Return the following lines verbatim, from the first to the last, without altering, omitting, or reordering anything.

..............................

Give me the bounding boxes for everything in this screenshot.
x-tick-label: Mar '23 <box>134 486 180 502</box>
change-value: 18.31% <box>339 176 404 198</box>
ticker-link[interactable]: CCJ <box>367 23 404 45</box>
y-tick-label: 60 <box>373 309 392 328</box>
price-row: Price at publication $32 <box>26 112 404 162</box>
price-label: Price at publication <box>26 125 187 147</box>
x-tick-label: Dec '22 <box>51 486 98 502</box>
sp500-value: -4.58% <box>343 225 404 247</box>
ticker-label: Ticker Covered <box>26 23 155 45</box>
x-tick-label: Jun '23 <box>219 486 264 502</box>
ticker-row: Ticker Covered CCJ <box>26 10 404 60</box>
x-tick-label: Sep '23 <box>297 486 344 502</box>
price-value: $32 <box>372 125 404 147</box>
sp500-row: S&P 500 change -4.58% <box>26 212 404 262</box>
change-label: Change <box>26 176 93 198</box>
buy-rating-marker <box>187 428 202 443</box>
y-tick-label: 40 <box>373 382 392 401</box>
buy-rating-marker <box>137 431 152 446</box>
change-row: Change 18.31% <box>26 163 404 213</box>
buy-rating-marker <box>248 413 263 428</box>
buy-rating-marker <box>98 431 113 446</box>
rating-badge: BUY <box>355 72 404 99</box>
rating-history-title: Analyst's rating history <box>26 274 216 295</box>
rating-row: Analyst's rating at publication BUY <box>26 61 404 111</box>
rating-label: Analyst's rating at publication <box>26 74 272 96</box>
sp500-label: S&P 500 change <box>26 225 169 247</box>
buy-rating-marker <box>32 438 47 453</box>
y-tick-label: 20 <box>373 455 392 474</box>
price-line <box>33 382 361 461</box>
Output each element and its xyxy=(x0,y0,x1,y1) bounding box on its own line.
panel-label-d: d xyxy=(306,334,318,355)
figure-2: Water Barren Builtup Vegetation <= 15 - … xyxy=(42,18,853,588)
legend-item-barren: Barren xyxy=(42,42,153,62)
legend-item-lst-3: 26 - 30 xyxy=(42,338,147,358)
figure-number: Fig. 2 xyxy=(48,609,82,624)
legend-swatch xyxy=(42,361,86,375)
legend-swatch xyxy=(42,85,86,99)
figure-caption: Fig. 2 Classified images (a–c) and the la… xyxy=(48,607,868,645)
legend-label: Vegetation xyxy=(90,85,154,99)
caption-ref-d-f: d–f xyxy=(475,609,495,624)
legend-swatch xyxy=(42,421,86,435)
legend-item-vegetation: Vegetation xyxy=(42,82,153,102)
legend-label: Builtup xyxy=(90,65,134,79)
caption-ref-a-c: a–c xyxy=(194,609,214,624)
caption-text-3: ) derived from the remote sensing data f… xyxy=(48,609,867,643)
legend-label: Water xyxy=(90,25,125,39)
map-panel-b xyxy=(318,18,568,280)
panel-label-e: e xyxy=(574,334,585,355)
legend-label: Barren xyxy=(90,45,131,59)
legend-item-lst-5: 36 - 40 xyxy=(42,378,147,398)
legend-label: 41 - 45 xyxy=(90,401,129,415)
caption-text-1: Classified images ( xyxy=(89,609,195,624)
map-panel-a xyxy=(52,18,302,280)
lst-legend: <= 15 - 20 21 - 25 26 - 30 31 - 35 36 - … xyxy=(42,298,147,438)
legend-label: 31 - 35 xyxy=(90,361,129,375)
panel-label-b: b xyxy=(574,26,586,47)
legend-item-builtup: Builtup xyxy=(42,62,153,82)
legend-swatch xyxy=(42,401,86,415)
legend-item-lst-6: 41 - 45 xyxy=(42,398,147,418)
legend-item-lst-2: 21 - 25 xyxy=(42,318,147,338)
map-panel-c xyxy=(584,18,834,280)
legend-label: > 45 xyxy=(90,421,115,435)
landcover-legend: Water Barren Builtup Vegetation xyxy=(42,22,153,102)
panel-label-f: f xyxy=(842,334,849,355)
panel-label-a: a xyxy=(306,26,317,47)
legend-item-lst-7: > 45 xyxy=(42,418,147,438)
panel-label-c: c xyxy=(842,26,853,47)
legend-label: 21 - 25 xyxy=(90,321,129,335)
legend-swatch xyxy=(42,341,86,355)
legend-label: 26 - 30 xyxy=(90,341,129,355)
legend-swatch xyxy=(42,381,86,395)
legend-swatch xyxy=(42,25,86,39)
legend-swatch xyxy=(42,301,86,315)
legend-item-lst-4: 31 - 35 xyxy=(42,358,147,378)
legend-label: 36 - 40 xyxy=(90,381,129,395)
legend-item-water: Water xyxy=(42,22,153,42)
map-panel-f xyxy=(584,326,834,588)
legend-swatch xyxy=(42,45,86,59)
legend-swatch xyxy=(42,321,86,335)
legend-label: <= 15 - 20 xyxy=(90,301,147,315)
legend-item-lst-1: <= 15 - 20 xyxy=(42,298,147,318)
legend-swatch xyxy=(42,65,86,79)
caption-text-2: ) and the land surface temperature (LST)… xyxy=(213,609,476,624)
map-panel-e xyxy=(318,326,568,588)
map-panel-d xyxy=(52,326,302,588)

..............................

_Exercise result:_
Give me the bounding boxes for everything in this screenshot.
x-tick-label: Mar '23 <box>134 486 180 502</box>
change-value: 18.31% <box>339 176 404 198</box>
ticker-link[interactable]: CCJ <box>367 23 404 45</box>
y-tick-label: 60 <box>373 309 392 328</box>
price-row: Price at publication $32 <box>26 112 404 162</box>
price-label: Price at publication <box>26 125 187 147</box>
x-tick-label: Dec '22 <box>51 486 98 502</box>
sp500-value: -4.58% <box>343 225 404 247</box>
ticker-label: Ticker Covered <box>26 23 155 45</box>
x-tick-label: Jun '23 <box>219 486 264 502</box>
ticker-row: Ticker Covered CCJ <box>26 10 404 60</box>
x-tick-label: Sep '23 <box>297 486 344 502</box>
price-value: $32 <box>372 125 404 147</box>
sp500-row: S&P 500 change -4.58% <box>26 212 404 262</box>
change-label: Change <box>26 176 93 198</box>
buy-rating-marker <box>187 428 202 443</box>
y-tick-label: 40 <box>373 382 392 401</box>
buy-rating-marker <box>137 431 152 446</box>
change-row: Change 18.31% <box>26 163 404 213</box>
buy-rating-marker <box>248 413 263 428</box>
buy-rating-marker <box>98 431 113 446</box>
rating-badge: BUY <box>355 72 404 99</box>
rating-history-title: Analyst's rating history <box>26 274 216 295</box>
rating-row: Analyst's rating at publication BUY <box>26 61 404 111</box>
rating-label: Analyst's rating at publication <box>26 74 272 96</box>
sp500-label: S&P 500 change <box>26 225 169 247</box>
buy-rating-marker <box>32 438 47 453</box>
y-tick-label: 20 <box>373 455 392 474</box>
price-line <box>33 382 361 461</box>
Output each element and its xyxy=(x0,y0,x1,y1) bounding box on its own line.
panel-label-d: d xyxy=(306,334,318,355)
figure-2: Water Barren Builtup Vegetation <= 15 - … xyxy=(42,18,853,588)
legend-item-barren: Barren xyxy=(42,42,153,62)
legend-item-lst-3: 26 - 30 xyxy=(42,338,147,358)
figure-number: Fig. 2 xyxy=(48,609,82,624)
legend-swatch xyxy=(42,361,86,375)
legend-swatch xyxy=(42,85,86,99)
figure-caption: Fig. 2 Classified images (a–c) and the la… xyxy=(48,607,868,645)
legend-label: Vegetation xyxy=(90,85,154,99)
caption-ref-d-f: d–f xyxy=(475,609,495,624)
legend-swatch xyxy=(42,421,86,435)
legend-item-vegetation: Vegetation xyxy=(42,82,153,102)
legend-label: Builtup xyxy=(90,65,134,79)
caption-ref-a-c: a–c xyxy=(194,609,214,624)
caption-text-3: ) derived from the remote sensing data f… xyxy=(48,609,867,643)
legend-label: Water xyxy=(90,25,125,39)
map-panel-b xyxy=(318,18,568,280)
panel-label-e: e xyxy=(574,334,585,355)
legend-label: Barren xyxy=(90,45,131,59)
legend-item-lst-5: 36 - 40 xyxy=(42,378,147,398)
legend-label: 41 - 45 xyxy=(90,401,129,415)
caption-text-1: Classified images ( xyxy=(89,609,195,624)
map-panel-a xyxy=(52,18,302,280)
lst-legend: <= 15 - 20 21 - 25 26 - 30 31 - 35 36 - … xyxy=(42,298,147,438)
legend-label: 31 - 35 xyxy=(90,361,129,375)
panel-label-b: b xyxy=(574,26,586,47)
legend-item-builtup: Builtup xyxy=(42,62,153,82)
legend-swatch xyxy=(42,401,86,415)
legend-item-lst-6: 41 - 45 xyxy=(42,398,147,418)
legend-item-lst-2: 21 - 25 xyxy=(42,318,147,338)
map-panel-c xyxy=(584,18,834,280)
legend-label: > 45 xyxy=(90,421,115,435)
landcover-legend: Water Barren Builtup Vegetation xyxy=(42,22,153,102)
panel-label-f: f xyxy=(842,334,849,355)
panel-label-a: a xyxy=(306,26,317,47)
legend-item-lst-7: > 45 xyxy=(42,418,147,438)
panel-label-c: c xyxy=(842,26,853,47)
legend-label: 21 - 25 xyxy=(90,321,129,335)
legend-swatch xyxy=(42,341,86,355)
legend-label: 26 - 30 xyxy=(90,341,129,355)
legend-swatch xyxy=(42,381,86,395)
legend-swatch xyxy=(42,25,86,39)
legend-swatch xyxy=(42,301,86,315)
legend-item-lst-4: 31 - 35 xyxy=(42,358,147,378)
legend-label: 36 - 40 xyxy=(90,381,129,395)
legend-item-water: Water xyxy=(42,22,153,42)
map-panel-f xyxy=(584,326,834,588)
legend-swatch xyxy=(42,45,86,59)
legend-swatch xyxy=(42,321,86,335)
legend-label: <= 15 - 20 xyxy=(90,301,147,315)
legend-item-lst-1: <= 15 - 20 xyxy=(42,298,147,318)
legend-swatch xyxy=(42,65,86,79)
caption-text-2: ) and the land surface temperature (LST)… xyxy=(213,609,476,624)
map-panel-e xyxy=(318,326,568,588)
map-panel-d xyxy=(52,326,302,588)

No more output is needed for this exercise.